## Excerpt:
· · · · ·

3/06/2012

03-06-12 - The Worker Wake and Semaphore Delay Issue

Let's say you have a pool of worker threads, and some of them may be asleep. How should you wake them up?

The straightforward way is to use a semaphore which counts the work items, and wait the worker threads on the semaphore. Workers will go to sleep when there is no work for them, and wake up when new work is pushed.

But this is rather too aggressive about waking workers. If you push N items (N less than the number of worker threads) it will wake N workers. But by the time some of those workers wake there may be nothing for them to do.

Let's look at a few specific issues.

First of all, when you're making a bunch of work items, you might want to delay inc'ing the semaphore until you have made all the items, rather than inc'ing it each time. eg. instead of :


1 : incremental push :

push item A
inc sem
push item B 
inc sem
...

instead do

2 : batch push :

push item A
push item B
inc sem twice

There are a few differences. The only disadvantage of batch pushing is that the work doesn't start getting done until all the pushes are done. If you're creating a lot of jobs and there's a decent amount of processing to get them started, this adds latency.

But what actually happens with incremental push? One possibility is like this :


bad incremental push :

push item A
inc sem

sem inc causes work thread to wake up
pusher thread loses execution

worker pops item A
worker does item A
worker sees empty queue and goes to sleep

pusher thread wakes up

push item B 
inc sem
...

That's very bad. The possible slight loss of efficiency from batch push is worth it to avoid this kind of bad execution flow.

· · · · ·

## Entries shown:
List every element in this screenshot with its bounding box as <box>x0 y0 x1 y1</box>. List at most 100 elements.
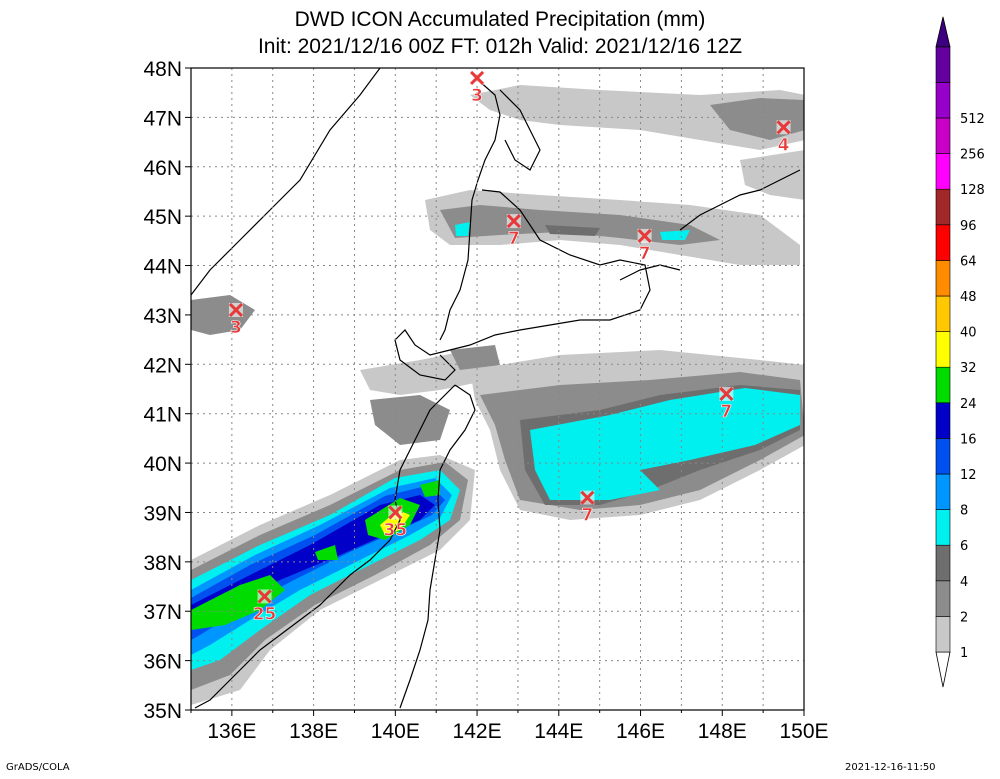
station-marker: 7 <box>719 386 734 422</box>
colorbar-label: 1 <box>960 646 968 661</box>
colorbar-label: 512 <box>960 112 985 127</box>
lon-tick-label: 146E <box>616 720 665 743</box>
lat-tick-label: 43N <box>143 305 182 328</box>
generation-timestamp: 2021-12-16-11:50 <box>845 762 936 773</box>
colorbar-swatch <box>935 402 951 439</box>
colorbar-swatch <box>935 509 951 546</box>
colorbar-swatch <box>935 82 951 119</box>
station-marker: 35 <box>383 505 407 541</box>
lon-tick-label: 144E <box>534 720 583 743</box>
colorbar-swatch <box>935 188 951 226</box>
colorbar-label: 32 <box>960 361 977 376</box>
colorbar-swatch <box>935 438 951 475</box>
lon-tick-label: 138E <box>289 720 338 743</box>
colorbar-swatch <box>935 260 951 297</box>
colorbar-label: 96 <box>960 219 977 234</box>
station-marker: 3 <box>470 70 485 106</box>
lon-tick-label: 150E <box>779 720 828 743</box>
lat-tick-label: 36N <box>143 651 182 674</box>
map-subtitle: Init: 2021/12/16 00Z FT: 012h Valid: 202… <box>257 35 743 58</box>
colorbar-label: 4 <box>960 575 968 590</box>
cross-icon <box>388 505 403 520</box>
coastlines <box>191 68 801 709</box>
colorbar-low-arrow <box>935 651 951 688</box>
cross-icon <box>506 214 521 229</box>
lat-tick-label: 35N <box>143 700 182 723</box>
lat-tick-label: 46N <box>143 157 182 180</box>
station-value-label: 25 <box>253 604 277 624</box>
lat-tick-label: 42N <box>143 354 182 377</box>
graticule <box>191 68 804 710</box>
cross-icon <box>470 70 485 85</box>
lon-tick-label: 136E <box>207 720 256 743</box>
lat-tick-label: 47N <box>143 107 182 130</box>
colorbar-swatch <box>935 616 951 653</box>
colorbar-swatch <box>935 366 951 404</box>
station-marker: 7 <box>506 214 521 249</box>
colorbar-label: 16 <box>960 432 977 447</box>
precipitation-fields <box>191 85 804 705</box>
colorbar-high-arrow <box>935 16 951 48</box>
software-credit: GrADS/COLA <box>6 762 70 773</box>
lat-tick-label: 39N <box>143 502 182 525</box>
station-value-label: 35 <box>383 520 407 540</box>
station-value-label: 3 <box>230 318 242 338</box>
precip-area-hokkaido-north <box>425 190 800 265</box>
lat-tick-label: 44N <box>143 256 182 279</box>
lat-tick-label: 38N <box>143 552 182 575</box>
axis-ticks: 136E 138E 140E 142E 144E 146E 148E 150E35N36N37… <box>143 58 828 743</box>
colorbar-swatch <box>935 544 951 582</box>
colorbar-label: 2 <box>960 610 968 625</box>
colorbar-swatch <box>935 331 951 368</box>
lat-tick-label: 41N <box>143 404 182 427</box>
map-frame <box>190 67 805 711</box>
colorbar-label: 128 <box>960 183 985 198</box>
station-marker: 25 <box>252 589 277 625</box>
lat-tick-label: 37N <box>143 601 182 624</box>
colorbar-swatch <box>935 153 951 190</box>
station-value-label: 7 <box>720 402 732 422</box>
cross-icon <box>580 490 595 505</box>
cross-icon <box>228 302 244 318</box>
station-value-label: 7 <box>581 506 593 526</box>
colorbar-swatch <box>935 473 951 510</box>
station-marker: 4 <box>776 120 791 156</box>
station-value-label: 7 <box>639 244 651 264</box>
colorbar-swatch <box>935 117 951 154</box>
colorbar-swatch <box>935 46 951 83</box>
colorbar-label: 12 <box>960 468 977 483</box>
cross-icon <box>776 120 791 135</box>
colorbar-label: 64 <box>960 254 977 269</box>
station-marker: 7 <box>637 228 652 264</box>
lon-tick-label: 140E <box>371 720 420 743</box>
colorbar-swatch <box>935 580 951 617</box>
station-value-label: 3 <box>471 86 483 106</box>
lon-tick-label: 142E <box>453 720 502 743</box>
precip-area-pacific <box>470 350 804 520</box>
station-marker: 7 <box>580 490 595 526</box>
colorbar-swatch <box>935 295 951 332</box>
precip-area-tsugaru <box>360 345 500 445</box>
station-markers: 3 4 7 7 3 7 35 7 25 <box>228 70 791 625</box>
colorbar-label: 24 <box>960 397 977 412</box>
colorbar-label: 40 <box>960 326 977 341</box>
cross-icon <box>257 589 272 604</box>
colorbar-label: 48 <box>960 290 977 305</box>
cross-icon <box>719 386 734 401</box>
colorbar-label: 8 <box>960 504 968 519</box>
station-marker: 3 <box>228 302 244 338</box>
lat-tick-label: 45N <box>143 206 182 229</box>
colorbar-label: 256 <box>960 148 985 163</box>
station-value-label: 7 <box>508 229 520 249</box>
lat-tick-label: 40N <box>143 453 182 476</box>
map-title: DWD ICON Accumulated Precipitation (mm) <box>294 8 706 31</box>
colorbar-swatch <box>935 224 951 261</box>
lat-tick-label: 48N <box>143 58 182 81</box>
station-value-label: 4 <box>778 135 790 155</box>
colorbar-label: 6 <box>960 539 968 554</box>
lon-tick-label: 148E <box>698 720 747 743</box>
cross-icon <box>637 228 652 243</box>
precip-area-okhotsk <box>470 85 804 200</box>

· · · · ·

## Exercise instructions:
a – Answer from the post on waking worker threads:
(i) In the straightforward approach, what do the worker threads wait on?
(ii) In the batch push sequence, when is the semaphore incremented?
(iii) What is the only disadvantage of batch pushing?
b – Go on with the post about the worker wake and semaphore delay issue from its last sentence.
The rows come from a separate source.

## Set of answers:
a –
(i) A semaphore that counts the work items.
(ii) After all the items are pushed, with "inc sem twice" following the pushes of items A and B.
(iii) The work doesn't start getting done until all the pushes are done, which adds latency when many jobs are created and getting them started takes a decent amount of processing.

b –
There's a related issue when you are creating work items from a worker thread itself. Say a work item does some computation and also creates another work item :


Worker pops item A
does some stuff
push new work item B
inc sem
do some other stuff
item A done

Is this okay? Typically, no.

The problem is if the other worker threads are asleep, that inc sem might wake one up. Then the original worker finishes item A and sees nothing else to do and goes to sleep. It would have been much better if the worker just stayed awake and did item B itself.

We can fix this pretty easily. For work items pushed on worker threads, I typically use "batch push" (that is, delayed semaphore increment) with an extra wrinkle - I delay it up until my own thread tries to do a semaphore decrement.

That is, the way a worker thread runs is something like :


decrement semaphore (wait if count <= 0)
pop item
do work item (may create new work)

decrement semaphore (wait if count <= 0)
pop item
do work item ...

instead we do :

decrement semaphore (wait if count <= 0)
pop item
do work item (may create new work)

 push new work items but don't post the semaphore
 instead set N = number of incs to sem that are delayed

decrement semaphore AND add N (*)
pop item
do work item ...

The key operation is at (*) , where I post the sem for any work items I made, and also try to dec one.

The gain can be seen from a special case - if I made one work item, then the operation at (*) is a nop - I had one increment to the sem delayed, and I want to take one for myself, so I just take the one I had delayed. (if I made two, I post one and take one for myself). etc.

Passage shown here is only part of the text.